■ Task statement ■
From the entries that follow, extract each line holding the string "Normal".

= = =

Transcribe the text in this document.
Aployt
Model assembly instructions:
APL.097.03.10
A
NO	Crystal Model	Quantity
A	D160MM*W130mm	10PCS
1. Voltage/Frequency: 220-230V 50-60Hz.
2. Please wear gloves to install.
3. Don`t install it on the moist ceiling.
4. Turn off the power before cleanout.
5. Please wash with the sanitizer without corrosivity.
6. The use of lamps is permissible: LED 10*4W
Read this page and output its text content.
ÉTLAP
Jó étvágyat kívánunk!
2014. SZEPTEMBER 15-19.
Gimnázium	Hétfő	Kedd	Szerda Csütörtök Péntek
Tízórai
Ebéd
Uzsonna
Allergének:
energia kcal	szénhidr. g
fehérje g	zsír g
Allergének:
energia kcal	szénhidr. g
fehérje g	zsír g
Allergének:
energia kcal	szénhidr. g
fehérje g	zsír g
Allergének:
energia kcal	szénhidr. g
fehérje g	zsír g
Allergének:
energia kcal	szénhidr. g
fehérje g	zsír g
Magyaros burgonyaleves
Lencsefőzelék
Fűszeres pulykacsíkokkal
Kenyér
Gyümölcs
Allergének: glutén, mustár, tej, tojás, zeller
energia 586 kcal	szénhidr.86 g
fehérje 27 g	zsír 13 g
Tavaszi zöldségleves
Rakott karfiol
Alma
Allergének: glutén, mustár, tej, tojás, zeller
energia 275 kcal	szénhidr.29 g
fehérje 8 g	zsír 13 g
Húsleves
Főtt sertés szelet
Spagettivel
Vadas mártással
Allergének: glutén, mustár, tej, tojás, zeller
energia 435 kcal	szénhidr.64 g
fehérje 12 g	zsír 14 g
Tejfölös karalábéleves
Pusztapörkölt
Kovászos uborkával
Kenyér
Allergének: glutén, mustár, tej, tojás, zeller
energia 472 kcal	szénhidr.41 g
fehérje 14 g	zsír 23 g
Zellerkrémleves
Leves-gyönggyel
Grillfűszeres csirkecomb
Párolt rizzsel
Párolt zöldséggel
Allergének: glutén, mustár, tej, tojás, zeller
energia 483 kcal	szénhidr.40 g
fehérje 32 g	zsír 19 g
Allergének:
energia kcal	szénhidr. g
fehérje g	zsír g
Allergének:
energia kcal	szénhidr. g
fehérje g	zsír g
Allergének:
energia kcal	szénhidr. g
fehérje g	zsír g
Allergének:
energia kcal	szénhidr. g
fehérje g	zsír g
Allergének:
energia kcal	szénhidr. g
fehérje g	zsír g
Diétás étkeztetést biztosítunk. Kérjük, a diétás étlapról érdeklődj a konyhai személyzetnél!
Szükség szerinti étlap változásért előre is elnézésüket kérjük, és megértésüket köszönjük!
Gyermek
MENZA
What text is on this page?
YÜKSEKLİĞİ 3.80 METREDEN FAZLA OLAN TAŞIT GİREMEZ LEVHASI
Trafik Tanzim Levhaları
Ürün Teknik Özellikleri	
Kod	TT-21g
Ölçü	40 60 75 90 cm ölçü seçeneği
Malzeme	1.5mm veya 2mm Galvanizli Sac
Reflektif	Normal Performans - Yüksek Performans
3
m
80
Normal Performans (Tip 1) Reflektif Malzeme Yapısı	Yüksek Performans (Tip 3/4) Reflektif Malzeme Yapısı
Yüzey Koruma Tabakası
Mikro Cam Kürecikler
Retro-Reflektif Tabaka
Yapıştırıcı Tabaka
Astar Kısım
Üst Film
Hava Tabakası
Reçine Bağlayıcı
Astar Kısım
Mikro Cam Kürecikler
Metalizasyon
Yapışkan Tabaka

= = =

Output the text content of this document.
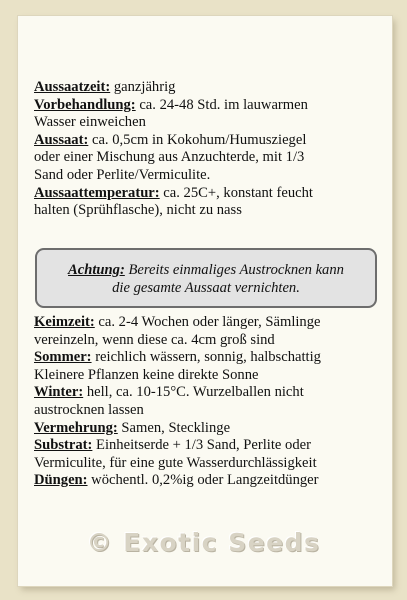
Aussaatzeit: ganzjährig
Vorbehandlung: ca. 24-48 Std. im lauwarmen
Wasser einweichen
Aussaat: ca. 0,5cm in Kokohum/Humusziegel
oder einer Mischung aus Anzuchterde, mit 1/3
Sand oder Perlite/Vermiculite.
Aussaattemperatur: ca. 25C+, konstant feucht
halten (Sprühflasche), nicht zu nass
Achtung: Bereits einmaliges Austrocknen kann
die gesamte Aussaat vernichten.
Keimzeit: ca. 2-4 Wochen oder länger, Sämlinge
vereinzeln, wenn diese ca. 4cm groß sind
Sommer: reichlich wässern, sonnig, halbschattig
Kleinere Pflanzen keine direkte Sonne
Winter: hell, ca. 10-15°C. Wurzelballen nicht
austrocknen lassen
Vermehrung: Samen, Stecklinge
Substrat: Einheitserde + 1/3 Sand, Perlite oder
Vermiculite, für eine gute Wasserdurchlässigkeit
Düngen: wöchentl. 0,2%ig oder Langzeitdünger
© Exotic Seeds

= = =

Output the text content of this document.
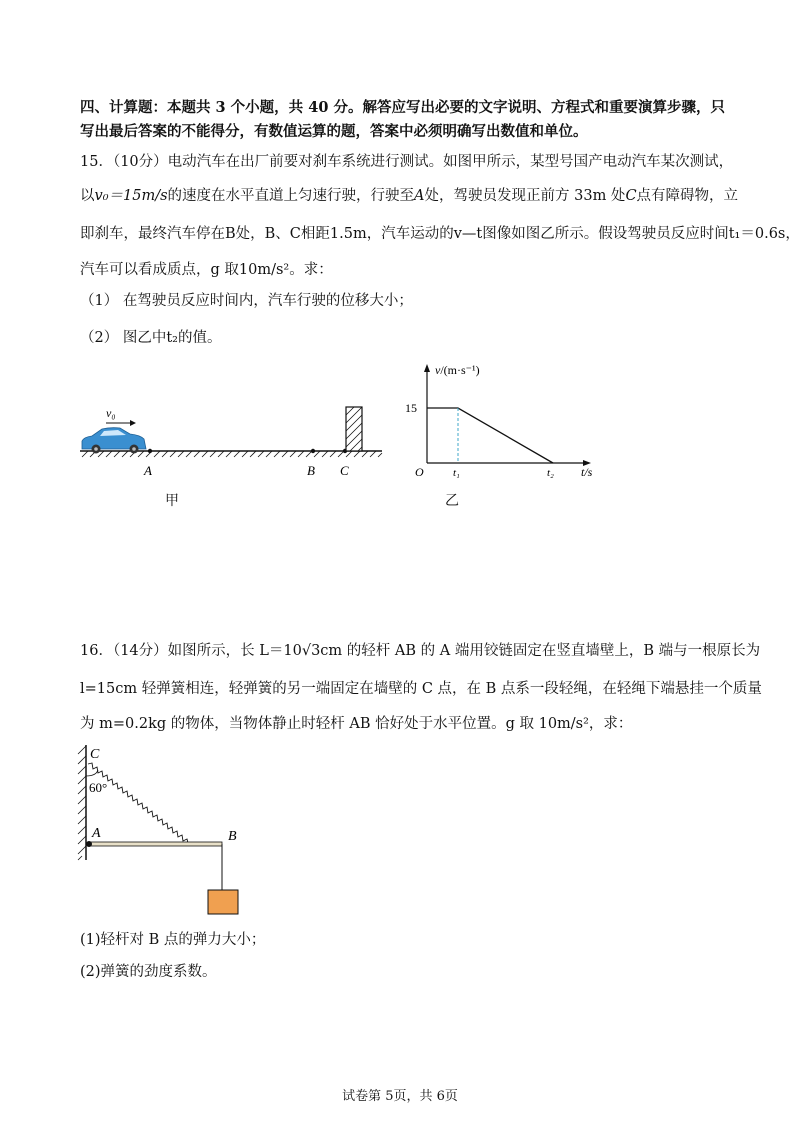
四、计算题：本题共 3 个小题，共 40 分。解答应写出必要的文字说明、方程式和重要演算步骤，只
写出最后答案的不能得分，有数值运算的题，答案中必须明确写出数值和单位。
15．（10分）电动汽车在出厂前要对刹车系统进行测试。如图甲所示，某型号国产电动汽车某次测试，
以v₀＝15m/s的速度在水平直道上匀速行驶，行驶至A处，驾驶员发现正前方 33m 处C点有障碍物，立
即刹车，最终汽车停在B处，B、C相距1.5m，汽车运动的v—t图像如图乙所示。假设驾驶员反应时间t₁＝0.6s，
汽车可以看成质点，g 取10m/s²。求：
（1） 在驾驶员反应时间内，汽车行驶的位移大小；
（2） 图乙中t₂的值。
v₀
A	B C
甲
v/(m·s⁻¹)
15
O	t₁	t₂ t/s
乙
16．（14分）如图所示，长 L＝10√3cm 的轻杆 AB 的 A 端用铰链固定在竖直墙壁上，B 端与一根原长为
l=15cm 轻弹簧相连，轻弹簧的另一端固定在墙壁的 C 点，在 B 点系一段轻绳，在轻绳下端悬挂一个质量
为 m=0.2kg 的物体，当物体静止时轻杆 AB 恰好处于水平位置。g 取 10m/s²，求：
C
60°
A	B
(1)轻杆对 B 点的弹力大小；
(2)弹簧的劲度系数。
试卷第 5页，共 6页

= = =

■ Completed exercise ■
Reflektif	Normal Performans - Yüksek Performans
Normal Performans (Tip 1) Reflektif Malzeme Yapısı	Yüksek Performans (Tip 3/4) Reflektif Malzeme Yapısı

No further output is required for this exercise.